● Challenge
In the entries below, find every line with "text" and copy it.

● Data for this task

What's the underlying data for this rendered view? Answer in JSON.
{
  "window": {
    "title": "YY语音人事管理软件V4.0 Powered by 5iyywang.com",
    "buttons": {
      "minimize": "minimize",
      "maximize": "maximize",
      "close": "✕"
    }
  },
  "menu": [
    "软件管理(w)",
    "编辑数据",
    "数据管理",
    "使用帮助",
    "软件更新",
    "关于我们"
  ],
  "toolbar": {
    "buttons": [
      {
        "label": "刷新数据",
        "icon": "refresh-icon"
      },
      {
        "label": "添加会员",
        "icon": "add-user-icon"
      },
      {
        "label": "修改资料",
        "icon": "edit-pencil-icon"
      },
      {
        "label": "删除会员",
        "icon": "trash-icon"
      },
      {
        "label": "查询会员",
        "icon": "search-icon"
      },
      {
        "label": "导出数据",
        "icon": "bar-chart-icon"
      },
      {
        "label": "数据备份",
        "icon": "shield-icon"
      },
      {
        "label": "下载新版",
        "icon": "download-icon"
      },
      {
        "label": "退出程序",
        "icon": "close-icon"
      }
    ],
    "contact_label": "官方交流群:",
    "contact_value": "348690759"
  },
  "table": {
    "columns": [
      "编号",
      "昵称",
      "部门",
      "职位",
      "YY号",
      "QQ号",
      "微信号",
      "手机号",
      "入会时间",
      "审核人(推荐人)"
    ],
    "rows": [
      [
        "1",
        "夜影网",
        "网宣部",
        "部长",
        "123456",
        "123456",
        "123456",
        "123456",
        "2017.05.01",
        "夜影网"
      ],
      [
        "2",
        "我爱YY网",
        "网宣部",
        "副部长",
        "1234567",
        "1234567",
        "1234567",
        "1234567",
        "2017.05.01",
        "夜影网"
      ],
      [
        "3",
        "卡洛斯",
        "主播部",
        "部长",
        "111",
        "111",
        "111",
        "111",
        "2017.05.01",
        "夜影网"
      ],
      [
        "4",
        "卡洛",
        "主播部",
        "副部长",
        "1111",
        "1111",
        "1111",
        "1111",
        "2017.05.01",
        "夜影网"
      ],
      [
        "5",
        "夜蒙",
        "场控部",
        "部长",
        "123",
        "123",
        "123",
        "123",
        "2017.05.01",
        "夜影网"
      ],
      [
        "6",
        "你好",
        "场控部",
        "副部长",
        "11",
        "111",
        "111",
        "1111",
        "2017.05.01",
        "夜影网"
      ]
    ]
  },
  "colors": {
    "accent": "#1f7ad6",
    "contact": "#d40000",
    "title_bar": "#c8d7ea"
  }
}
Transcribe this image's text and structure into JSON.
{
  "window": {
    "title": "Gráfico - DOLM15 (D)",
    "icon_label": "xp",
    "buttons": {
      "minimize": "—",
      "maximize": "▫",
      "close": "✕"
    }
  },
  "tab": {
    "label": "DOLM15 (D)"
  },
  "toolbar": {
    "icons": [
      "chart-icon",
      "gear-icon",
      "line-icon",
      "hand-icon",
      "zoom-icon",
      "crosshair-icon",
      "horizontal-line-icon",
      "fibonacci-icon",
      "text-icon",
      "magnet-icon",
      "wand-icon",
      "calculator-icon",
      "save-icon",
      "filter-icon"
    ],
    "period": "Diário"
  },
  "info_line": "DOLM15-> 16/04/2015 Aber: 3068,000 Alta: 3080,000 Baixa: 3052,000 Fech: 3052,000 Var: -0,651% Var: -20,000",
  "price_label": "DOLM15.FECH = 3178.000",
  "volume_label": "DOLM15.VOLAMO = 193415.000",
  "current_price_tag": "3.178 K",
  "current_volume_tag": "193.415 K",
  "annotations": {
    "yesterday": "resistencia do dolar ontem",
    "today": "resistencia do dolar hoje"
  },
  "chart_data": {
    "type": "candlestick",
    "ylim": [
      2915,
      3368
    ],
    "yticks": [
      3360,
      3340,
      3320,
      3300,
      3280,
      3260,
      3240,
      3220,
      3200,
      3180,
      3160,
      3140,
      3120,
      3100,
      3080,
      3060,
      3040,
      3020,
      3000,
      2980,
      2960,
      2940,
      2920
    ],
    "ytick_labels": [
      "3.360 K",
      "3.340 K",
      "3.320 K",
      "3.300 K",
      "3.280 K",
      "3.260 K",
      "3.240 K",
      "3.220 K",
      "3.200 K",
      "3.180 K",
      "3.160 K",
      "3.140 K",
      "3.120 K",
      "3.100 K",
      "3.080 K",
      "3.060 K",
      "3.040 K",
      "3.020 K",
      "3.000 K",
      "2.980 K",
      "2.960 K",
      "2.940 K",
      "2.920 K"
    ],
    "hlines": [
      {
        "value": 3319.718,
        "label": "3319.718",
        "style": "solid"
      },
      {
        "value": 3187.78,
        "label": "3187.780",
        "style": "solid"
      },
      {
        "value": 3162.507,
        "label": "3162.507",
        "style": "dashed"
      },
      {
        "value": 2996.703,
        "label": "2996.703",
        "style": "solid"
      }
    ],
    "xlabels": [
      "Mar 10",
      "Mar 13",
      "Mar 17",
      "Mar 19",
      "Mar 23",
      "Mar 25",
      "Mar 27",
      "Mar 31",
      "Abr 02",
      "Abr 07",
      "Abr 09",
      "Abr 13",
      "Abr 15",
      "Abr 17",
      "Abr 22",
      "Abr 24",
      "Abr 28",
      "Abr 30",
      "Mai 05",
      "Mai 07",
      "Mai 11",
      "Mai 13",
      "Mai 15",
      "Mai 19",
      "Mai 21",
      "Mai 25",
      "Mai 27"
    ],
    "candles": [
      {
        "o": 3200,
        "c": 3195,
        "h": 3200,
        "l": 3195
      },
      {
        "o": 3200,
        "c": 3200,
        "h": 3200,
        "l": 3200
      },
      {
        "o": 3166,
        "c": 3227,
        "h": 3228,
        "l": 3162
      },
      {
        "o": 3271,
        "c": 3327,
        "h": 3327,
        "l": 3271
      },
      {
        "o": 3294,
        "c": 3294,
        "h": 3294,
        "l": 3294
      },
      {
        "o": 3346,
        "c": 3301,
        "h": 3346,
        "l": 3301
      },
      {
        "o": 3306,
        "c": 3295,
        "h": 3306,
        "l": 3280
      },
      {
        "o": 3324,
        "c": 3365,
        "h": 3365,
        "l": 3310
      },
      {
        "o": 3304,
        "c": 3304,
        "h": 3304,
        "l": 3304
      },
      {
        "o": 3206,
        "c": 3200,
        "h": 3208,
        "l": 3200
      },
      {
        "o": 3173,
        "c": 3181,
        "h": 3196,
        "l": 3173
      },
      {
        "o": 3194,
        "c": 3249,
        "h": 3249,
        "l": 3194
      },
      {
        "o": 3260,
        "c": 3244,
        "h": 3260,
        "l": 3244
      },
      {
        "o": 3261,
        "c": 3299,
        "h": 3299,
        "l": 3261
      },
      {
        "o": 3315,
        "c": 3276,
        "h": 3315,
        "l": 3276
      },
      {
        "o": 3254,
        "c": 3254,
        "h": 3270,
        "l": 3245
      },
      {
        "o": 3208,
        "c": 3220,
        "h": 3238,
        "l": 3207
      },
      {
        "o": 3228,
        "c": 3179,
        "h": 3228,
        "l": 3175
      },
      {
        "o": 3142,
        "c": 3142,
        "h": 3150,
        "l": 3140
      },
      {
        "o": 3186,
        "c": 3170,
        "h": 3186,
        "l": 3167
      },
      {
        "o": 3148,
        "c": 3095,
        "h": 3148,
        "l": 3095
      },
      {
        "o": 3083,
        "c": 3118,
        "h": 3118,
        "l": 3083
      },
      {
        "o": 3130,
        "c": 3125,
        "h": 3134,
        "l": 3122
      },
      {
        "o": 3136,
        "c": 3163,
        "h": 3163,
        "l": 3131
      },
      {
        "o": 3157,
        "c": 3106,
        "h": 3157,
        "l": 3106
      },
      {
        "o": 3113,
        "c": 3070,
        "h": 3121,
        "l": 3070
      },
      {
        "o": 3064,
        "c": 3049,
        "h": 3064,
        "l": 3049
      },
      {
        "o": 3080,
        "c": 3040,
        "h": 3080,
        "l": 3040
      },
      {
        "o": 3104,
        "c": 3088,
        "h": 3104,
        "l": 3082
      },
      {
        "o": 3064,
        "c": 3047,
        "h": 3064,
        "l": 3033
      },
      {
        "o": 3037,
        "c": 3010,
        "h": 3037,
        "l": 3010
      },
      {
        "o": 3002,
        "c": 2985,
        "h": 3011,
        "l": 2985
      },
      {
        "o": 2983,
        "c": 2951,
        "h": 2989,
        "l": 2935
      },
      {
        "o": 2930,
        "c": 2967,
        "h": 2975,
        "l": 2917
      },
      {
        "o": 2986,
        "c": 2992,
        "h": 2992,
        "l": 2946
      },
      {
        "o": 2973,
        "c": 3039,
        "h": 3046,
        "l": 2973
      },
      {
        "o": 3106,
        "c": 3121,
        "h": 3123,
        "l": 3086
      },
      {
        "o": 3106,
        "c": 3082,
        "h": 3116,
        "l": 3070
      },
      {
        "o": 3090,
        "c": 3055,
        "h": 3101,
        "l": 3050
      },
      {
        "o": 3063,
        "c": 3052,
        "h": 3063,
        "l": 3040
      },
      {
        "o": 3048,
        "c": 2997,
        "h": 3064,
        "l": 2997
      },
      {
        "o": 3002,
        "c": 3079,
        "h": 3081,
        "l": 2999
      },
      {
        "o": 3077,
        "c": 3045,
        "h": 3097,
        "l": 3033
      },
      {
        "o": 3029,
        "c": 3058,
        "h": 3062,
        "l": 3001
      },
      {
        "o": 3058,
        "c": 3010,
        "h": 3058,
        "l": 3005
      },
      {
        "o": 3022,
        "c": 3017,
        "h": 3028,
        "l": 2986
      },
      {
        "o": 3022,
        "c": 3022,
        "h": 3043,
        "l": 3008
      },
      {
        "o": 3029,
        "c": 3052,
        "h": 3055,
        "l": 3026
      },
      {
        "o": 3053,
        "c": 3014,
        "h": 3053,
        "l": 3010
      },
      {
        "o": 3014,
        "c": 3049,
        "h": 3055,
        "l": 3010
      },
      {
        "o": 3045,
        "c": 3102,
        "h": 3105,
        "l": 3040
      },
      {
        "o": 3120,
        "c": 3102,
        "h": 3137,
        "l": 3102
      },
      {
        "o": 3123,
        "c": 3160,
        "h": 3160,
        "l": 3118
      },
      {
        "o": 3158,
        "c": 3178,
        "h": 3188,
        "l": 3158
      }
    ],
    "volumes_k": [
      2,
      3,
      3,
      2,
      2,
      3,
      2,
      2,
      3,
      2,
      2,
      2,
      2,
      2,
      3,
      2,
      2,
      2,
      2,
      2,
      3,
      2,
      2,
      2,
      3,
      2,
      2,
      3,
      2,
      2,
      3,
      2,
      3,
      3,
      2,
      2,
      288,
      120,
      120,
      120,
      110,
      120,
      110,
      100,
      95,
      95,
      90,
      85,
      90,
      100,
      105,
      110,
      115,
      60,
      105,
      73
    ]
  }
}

● Correct answer
Transcribe this image's text and structure into JSON.
      "text-icon",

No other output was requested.